### Directions
Below are some records; retype all of them exactly.

### Data supplied

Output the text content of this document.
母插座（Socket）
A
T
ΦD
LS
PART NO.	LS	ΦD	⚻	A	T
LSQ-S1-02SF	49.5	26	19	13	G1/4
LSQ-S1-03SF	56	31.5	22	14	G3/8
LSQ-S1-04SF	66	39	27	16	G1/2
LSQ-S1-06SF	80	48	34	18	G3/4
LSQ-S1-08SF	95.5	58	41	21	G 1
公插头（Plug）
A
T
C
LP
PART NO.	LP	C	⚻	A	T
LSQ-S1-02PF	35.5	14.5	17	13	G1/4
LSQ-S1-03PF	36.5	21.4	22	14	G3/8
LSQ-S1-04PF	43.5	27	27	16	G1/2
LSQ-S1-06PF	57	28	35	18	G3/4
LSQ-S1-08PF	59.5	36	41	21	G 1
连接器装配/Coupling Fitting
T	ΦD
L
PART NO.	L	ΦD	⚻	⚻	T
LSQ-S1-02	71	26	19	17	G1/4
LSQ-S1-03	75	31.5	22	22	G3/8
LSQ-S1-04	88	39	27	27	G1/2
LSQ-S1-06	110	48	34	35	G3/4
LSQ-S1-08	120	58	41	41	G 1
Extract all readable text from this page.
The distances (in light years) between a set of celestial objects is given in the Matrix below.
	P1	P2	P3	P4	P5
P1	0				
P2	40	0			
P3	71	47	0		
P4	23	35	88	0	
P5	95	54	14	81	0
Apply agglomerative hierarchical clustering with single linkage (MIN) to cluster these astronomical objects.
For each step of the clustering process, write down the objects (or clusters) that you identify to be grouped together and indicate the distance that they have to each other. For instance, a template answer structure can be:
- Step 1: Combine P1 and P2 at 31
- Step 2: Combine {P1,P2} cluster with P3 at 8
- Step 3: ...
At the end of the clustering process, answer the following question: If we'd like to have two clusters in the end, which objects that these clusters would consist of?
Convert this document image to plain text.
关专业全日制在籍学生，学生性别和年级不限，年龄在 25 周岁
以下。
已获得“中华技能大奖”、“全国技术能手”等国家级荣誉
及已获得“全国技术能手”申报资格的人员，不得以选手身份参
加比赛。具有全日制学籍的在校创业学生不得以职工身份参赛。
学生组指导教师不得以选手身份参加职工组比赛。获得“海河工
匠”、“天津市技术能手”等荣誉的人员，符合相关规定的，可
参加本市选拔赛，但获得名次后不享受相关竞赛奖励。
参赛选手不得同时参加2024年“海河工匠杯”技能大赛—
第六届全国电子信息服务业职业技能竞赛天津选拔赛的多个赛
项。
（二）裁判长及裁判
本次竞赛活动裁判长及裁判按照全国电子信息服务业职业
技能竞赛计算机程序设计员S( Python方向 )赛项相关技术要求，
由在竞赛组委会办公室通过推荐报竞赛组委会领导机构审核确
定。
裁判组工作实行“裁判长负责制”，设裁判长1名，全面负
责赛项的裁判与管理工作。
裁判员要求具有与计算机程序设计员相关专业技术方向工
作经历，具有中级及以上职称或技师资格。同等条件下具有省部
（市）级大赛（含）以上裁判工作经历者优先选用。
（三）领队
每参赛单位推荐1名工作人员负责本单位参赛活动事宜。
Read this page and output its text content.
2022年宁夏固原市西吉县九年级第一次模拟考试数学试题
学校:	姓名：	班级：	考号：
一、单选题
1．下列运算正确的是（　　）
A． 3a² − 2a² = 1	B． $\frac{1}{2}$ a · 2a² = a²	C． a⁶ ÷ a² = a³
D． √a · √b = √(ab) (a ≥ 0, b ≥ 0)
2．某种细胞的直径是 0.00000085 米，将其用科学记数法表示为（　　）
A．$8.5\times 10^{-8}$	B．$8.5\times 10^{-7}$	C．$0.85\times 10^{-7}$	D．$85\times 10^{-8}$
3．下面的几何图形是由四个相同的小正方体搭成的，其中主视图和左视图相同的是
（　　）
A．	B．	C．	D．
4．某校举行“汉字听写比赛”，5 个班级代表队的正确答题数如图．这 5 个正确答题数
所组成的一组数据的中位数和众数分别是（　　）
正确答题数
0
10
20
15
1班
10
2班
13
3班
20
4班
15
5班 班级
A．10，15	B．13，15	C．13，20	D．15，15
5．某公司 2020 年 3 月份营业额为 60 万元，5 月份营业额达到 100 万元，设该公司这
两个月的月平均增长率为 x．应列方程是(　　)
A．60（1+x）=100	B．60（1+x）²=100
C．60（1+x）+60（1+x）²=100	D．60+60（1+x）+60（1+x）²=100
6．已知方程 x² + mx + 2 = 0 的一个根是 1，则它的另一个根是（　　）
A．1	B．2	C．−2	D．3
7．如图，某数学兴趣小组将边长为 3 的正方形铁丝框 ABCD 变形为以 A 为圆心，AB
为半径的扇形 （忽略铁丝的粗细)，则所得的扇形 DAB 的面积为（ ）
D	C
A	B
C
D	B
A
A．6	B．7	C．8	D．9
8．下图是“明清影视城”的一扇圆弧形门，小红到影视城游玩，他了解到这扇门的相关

### Result of the task
Output the text content of this document.
母插座（Socket）
A
T
ΦD
LS
PART NO.	LS	ΦD	⚻	A	T
LSQ-S1-02SF	49.5	26	19	13	G1/4
LSQ-S1-03SF	56	31.5	22	14	G3/8
LSQ-S1-04SF	66	39	27	16	G1/2
LSQ-S1-06SF	80	48	34	18	G3/4
LSQ-S1-08SF	95.5	58	41	21	G 1
公插头（Plug）
A
T
C
LP
PART NO.	LP	C	⚻	A	T
LSQ-S1-02PF	35.5	14.5	17	13	G1/4
LSQ-S1-03PF	36.5	21.4	22	14	G3/8
LSQ-S1-04PF	43.5	27	27	16	G1/2
LSQ-S1-06PF	57	28	35	18	G3/4
LSQ-S1-08PF	59.5	36	41	21	G 1
连接器装配/Coupling Fitting
T	ΦD
L
PART NO.	L	ΦD	⚻	⚻	T
LSQ-S1-02	71	26	19	17	G1/4
LSQ-S1-03	75	31.5	22	22	G3/8
LSQ-S1-04	88	39	27	27	G1/2
LSQ-S1-06	110	48	34	35	G3/4
LSQ-S1-08	120	58	41	41	G 1
Extract all readable text from this page.
The distances (in light years) between a set of celestial objects is given in the Matrix below.
	P1	P2	P3	P4	P5
P1	0				
P2	40	0			
P3	71	47	0		
P4	23	35	88	0	
P5	95	54	14	81	0
Apply agglomerative hierarchical clustering with single linkage (MIN) to cluster these astronomical objects.
For each step of the clustering process, write down the objects (or clusters) that you identify to be grouped together and indicate the distance that they have to each other. For instance, a template answer structure can be:
- Step 1: Combine P1 and P2 at 31
- Step 2: Combine {P1,P2} cluster with P3 at 8
- Step 3: ...
At the end of the clustering process, answer the following question: If we'd like to have two clusters in the end, which objects that these clusters would consist of?
Convert this document image to plain text.
关专业全日制在籍学生，学生性别和年级不限，年龄在 25 周岁
以下。
已获得“中华技能大奖”、“全国技术能手”等国家级荣誉
及已获得“全国技术能手”申报资格的人员，不得以选手身份参
加比赛。具有全日制学籍的在校创业学生不得以职工身份参赛。
学生组指导教师不得以选手身份参加职工组比赛。获得“海河工
匠”、“天津市技术能手”等荣誉的人员，符合相关规定的，可
参加本市选拔赛，但获得名次后不享受相关竞赛奖励。
参赛选手不得同时参加2024年“海河工匠杯”技能大赛—
第六届全国电子信息服务业职业技能竞赛天津选拔赛的多个赛
项。
（二）裁判长及裁判
本次竞赛活动裁判长及裁判按照全国电子信息服务业职业
技能竞赛计算机程序设计员S( Python方向 )赛项相关技术要求，
由在竞赛组委会办公室通过推荐报竞赛组委会领导机构审核确
定。
裁判组工作实行“裁判长负责制”，设裁判长1名，全面负
责赛项的裁判与管理工作。
裁判员要求具有与计算机程序设计员相关专业技术方向工
作经历，具有中级及以上职称或技师资格。同等条件下具有省部
（市）级大赛（含）以上裁判工作经历者优先选用。
（三）领队
每参赛单位推荐1名工作人员负责本单位参赛活动事宜。
Read this page and output its text content.
2022年宁夏固原市西吉县九年级第一次模拟考试数学试题
学校:	姓名：	班级：	考号：
一、单选题
1．下列运算正确的是（　　）
A． 3a² − 2a² = 1	B． $\frac{1}{2}$ a · 2a² = a²	C． a⁶ ÷ a² = a³
D． √a · √b = √(ab) (a ≥ 0, b ≥ 0)
2．某种细胞的直径是 0.00000085 米，将其用科学记数法表示为（　　）
A．$8.5\times 10^{-8}$	B．$8.5\times 10^{-7}$	C．$0.85\times 10^{-7}$	D．$85\times 10^{-8}$
3．下面的几何图形是由四个相同的小正方体搭成的，其中主视图和左视图相同的是
（　　）
A．	B．	C．	D．
4．某校举行“汉字听写比赛”，5 个班级代表队的正确答题数如图．这 5 个正确答题数
所组成的一组数据的中位数和众数分别是（　　）
正确答题数
0
10
20
15
1班
10
2班
13
3班
20
4班
15
5班 班级
A．10，15	B．13，15	C．13，20	D．15，15
5．某公司 2020 年 3 月份营业额为 60 万元，5 月份营业额达到 100 万元，设该公司这
两个月的月平均增长率为 x．应列方程是(　　)
A．60（1+x）=100	B．60（1+x）²=100
C．60（1+x）+60（1+x）²=100	D．60+60（1+x）+60（1+x）²=100
6．已知方程 x² + mx + 2 = 0 的一个根是 1，则它的另一个根是（　　）
A．1	B．2	C．−2	D．3
7．如图，某数学兴趣小组将边长为 3 的正方形铁丝框 ABCD 变形为以 A 为圆心，AB
为半径的扇形 （忽略铁丝的粗细)，则所得的扇形 DAB 的面积为（ ）
D	C
A	B
C
D	B
A
A．6	B．7	C．8	D．9
8．下图是“明清影视城”的一扇圆弧形门，小红到影视城游玩，他了解到这扇门的相关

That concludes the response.